■ Given instruction ■
Every line of the material is to be repeated exactly as it stands.
══════════
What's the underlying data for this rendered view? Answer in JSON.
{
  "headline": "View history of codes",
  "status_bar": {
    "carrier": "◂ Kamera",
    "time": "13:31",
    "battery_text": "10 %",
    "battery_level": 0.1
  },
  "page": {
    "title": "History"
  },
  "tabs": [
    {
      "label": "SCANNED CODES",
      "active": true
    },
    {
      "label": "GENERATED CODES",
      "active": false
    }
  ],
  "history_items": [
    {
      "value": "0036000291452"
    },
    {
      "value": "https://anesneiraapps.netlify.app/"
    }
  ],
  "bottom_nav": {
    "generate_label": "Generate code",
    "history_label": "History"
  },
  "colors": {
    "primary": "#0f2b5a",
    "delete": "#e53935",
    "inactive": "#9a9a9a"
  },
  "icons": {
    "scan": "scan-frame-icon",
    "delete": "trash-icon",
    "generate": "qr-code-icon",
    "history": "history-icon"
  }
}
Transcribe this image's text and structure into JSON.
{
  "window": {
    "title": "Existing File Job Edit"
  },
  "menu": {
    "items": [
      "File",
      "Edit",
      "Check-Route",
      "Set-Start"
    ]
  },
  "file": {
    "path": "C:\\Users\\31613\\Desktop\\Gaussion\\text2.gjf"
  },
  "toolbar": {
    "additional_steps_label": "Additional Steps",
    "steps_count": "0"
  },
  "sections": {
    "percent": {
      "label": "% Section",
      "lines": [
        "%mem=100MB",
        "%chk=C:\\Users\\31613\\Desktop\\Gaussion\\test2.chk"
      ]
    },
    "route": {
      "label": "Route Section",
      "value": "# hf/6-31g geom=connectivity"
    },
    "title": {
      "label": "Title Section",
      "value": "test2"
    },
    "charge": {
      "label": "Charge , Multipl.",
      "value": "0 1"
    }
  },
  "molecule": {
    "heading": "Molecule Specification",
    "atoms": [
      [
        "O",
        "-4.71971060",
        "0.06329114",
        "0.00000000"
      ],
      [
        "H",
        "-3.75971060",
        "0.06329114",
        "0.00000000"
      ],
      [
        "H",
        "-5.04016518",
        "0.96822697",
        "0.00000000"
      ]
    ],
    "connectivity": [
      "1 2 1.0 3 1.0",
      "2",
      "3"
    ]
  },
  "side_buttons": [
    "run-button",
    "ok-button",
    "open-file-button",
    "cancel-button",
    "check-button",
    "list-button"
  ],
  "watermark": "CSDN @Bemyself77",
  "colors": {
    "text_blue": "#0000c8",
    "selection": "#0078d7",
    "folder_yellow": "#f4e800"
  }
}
══════════
■ Answer to this exercise ■
What's the underlying data for this rendered view? Answer in JSON.
{
  "headline": "View history of codes",
  "status_bar": {
    "carrier": "◂ Kamera",
    "time": "13:31",
    "battery_text": "10 %",
    "battery_level": 0.1
  },
  "page": {
    "title": "History"
  },
  "tabs": [
    {
      "label": "SCANNED CODES",
      "active": true
    },
    {
      "label": "GENERATED CODES",
      "active": false
    }
  ],
  "history_items": [
    {
      "value": "0036000291452"
    },
    {
      "value": "https://anesneiraapps.netlify.app/"
    }
  ],
  "bottom_nav": {
    "generate_label": "Generate code",
    "history_label": "History"
  },
  "colors": {
    "primary": "#0f2b5a",
    "delete": "#e53935",
    "inactive": "#9a9a9a"
  },
  "icons": {
    "scan": "scan-frame-icon",
    "delete": "trash-icon",
    "generate": "qr-code-icon",
    "history": "history-icon"
  }
}
Transcribe this image's text and structure into JSON.
{
  "window": {
    "title": "Existing File Job Edit"
  },
  "menu": {
    "items": [
      "File",
      "Edit",
      "Check-Route",
      "Set-Start"
    ]
  },
  "file": {
    "path": "C:\\Users\\31613\\Desktop\\Gaussion\\text2.gjf"
  },
  "toolbar": {
    "additional_steps_label": "Additional Steps",
    "steps_count": "0"
  },
  "sections": {
    "percent": {
      "label": "% Section",
      "lines": [
        "%mem=100MB",
        "%chk=C:\\Users\\31613\\Desktop\\Gaussion\\test2.chk"
      ]
    },
    "route": {
      "label": "Route Section",
      "value": "# hf/6-31g geom=connectivity"
    },
    "title": {
      "label": "Title Section",
      "value": "test2"
    },
    "charge": {
      "label": "Charge , Multipl.",
      "value": "0 1"
    }
  },
  "molecule": {
    "heading": "Molecule Specification",
    "atoms": [
      [
        "O",
        "-4.71971060",
        "0.06329114",
        "0.00000000"
      ],
      [
        "H",
        "-3.75971060",
        "0.06329114",
        "0.00000000"
      ],
      [
        "H",
        "-5.04016518",
        "0.96822697",
        "0.00000000"
      ]
    ],
    "connectivity": [
      "1 2 1.0 3 1.0",
      "2",
      "3"
    ]
  },
  "side_buttons": [
    "run-button",
    "ok-button",
    "open-file-button",
    "cancel-button",
    "check-button",
    "list-button"
  ],
  "watermark": "CSDN @Bemyself77",
  "colors": {
    "text_blue": "#0000c8",
    "selection": "#0078d7",
    "folder_yellow": "#f4e800"
  }
}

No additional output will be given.